## WORK TO DO
Reproduce the listing below character for character; drop every image.

+++

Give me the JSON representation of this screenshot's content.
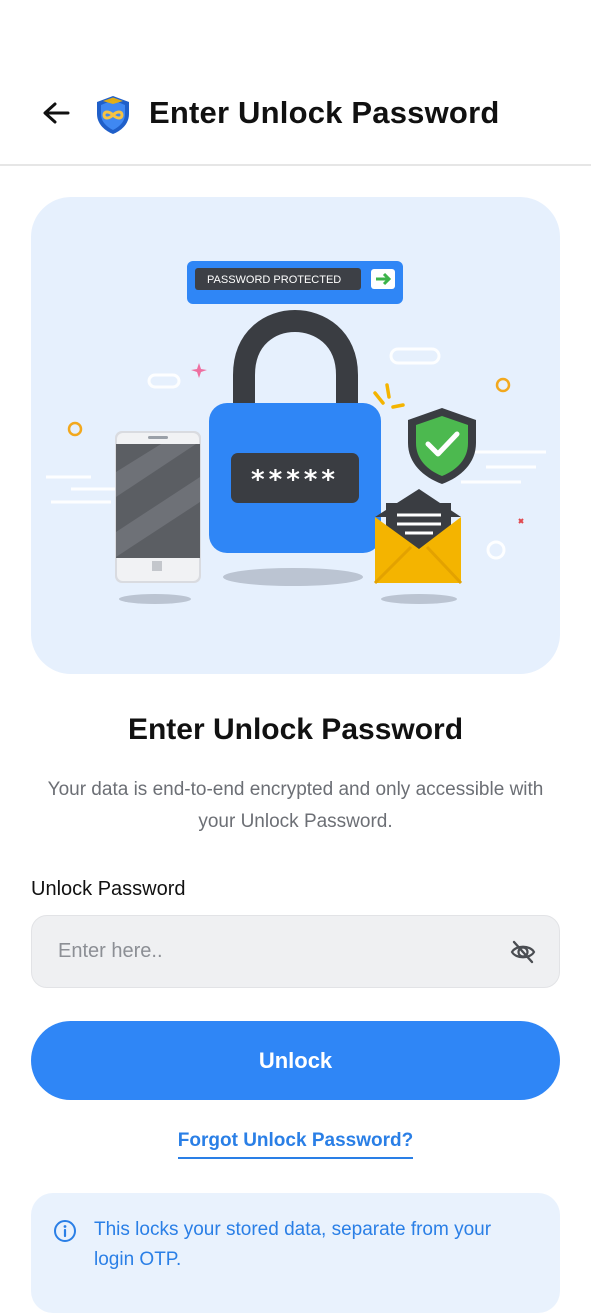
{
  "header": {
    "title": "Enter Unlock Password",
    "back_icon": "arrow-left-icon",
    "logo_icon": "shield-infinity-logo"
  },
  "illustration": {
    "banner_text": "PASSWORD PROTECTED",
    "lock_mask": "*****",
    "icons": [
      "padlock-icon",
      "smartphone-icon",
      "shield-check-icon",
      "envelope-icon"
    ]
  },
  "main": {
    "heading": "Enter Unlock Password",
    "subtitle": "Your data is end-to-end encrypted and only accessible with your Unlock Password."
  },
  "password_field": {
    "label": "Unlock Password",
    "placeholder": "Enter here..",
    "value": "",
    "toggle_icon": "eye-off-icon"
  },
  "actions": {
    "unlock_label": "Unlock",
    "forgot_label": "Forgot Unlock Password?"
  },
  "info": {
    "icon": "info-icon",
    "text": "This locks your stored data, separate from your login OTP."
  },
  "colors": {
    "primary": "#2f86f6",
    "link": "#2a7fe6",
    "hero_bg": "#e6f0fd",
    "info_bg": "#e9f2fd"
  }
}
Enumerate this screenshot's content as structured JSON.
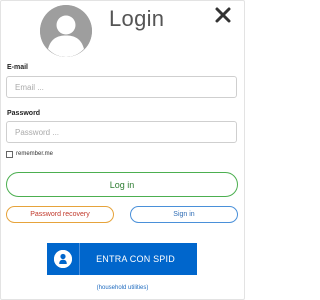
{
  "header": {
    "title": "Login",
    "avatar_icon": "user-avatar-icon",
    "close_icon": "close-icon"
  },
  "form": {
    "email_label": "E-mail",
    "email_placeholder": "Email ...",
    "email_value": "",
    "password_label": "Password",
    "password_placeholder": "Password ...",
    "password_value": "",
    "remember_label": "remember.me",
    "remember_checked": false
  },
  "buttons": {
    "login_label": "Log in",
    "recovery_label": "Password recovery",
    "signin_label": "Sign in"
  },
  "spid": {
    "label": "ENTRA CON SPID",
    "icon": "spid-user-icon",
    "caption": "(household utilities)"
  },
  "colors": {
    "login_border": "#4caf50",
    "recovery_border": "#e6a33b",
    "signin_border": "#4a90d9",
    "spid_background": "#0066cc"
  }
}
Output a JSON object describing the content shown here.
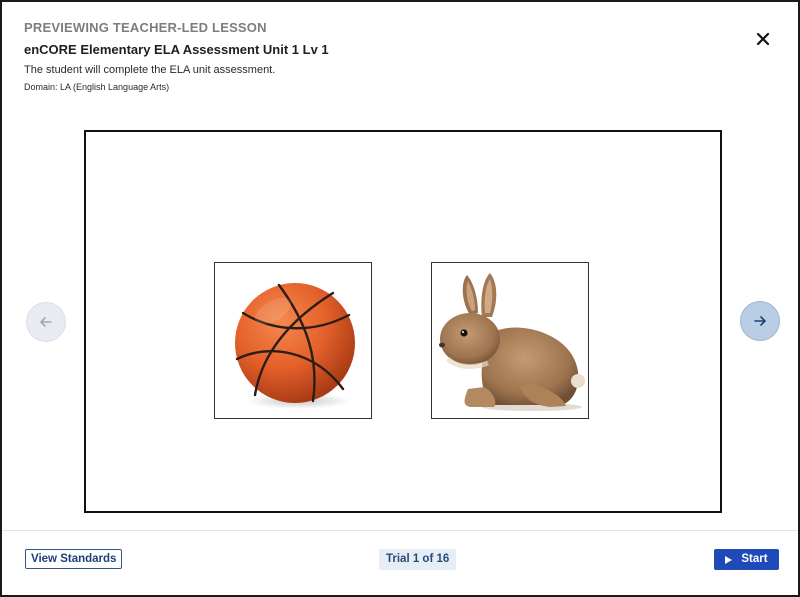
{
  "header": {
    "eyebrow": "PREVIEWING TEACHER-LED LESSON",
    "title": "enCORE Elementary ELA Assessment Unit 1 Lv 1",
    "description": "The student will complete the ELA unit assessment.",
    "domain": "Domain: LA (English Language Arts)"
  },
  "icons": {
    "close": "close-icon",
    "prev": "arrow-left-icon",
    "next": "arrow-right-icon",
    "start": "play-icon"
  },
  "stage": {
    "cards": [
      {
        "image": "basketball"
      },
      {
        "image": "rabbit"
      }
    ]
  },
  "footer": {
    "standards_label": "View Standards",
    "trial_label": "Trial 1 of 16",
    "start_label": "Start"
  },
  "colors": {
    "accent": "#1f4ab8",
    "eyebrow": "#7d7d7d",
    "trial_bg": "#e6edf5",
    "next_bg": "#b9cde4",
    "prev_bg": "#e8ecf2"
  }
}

+++

## THE ANSWER
Give me the JSON representation of this screenshot's content.
{
  "header": {
    "title": "Enter Unlock Password",
    "back_icon": "arrow-left-icon",
    "logo_icon": "shield-infinity-logo"
  },
  "illustration": {
    "banner_text": "PASSWORD PROTECTED",
    "lock_mask": "*****",
    "icons": [
      "padlock-icon",
      "smartphone-icon",
      "shield-check-icon",
      "envelope-icon"
    ]
  },
  "main": {
    "heading": "Enter Unlock Password",
    "subtitle": "Your data is end-to-end encrypted and only accessible with your Unlock Password."
  },
  "password_field": {
    "label": "Unlock Password",
    "placeholder": "Enter here..",
    "value": "",
    "toggle_icon": "eye-off-icon"
  },
  "actions": {
    "unlock_label": "Unlock",
    "forgot_label": "Forgot Unlock Password?"
  },
  "info": {
    "icon": "info-icon",
    "text": "This locks your stored data, separate from your login OTP."
  },
  "colors": {
    "primary": "#2f86f6",
    "link": "#2a7fe6",
    "hero_bg": "#e6f0fd",
    "info_bg": "#e9f2fd"
  }
}
Enumerate this screenshot's content as structured JSON.
{
  "header": {
    "title": "Login",
    "avatar_icon": "user-avatar-icon",
    "close_icon": "close-icon"
  },
  "form": {
    "email_label": "E-mail",
    "email_placeholder": "Email ...",
    "email_value": "",
    "password_label": "Password",
    "password_placeholder": "Password ...",
    "password_value": "",
    "remember_label": "remember.me",
    "remember_checked": false
  },
  "buttons": {
    "login_label": "Log in",
    "recovery_label": "Password recovery",
    "signin_label": "Sign in"
  },
  "spid": {
    "label": "ENTRA CON SPID",
    "icon": "spid-user-icon",
    "caption": "(household utilities)"
  },
  "colors": {
    "login_border": "#4caf50",
    "recovery_border": "#e6a33b",
    "signin_border": "#4a90d9",
    "spid_background": "#0066cc"
  }
}
Output a JSON object describing the content shown here.
{
  "header": {
    "eyebrow": "PREVIEWING TEACHER-LED LESSON",
    "title": "enCORE Elementary ELA Assessment Unit 1 Lv 1",
    "description": "The student will complete the ELA unit assessment.",
    "domain": "Domain: LA (English Language Arts)"
  },
  "icons": {
    "close": "close-icon",
    "prev": "arrow-left-icon",
    "next": "arrow-right-icon",
    "start": "play-icon"
  },
  "stage": {
    "cards": [
      {
        "image": "basketball"
      },
      {
        "image": "rabbit"
      }
    ]
  },
  "footer": {
    "standards_label": "View Standards",
    "trial_label": "Trial 1 of 16",
    "start_label": "Start"
  },
  "colors": {
    "accent": "#1f4ab8",
    "eyebrow": "#7d7d7d",
    "trial_bg": "#e6edf5",
    "next_bg": "#b9cde4",
    "prev_bg": "#e8ecf2"
  }
}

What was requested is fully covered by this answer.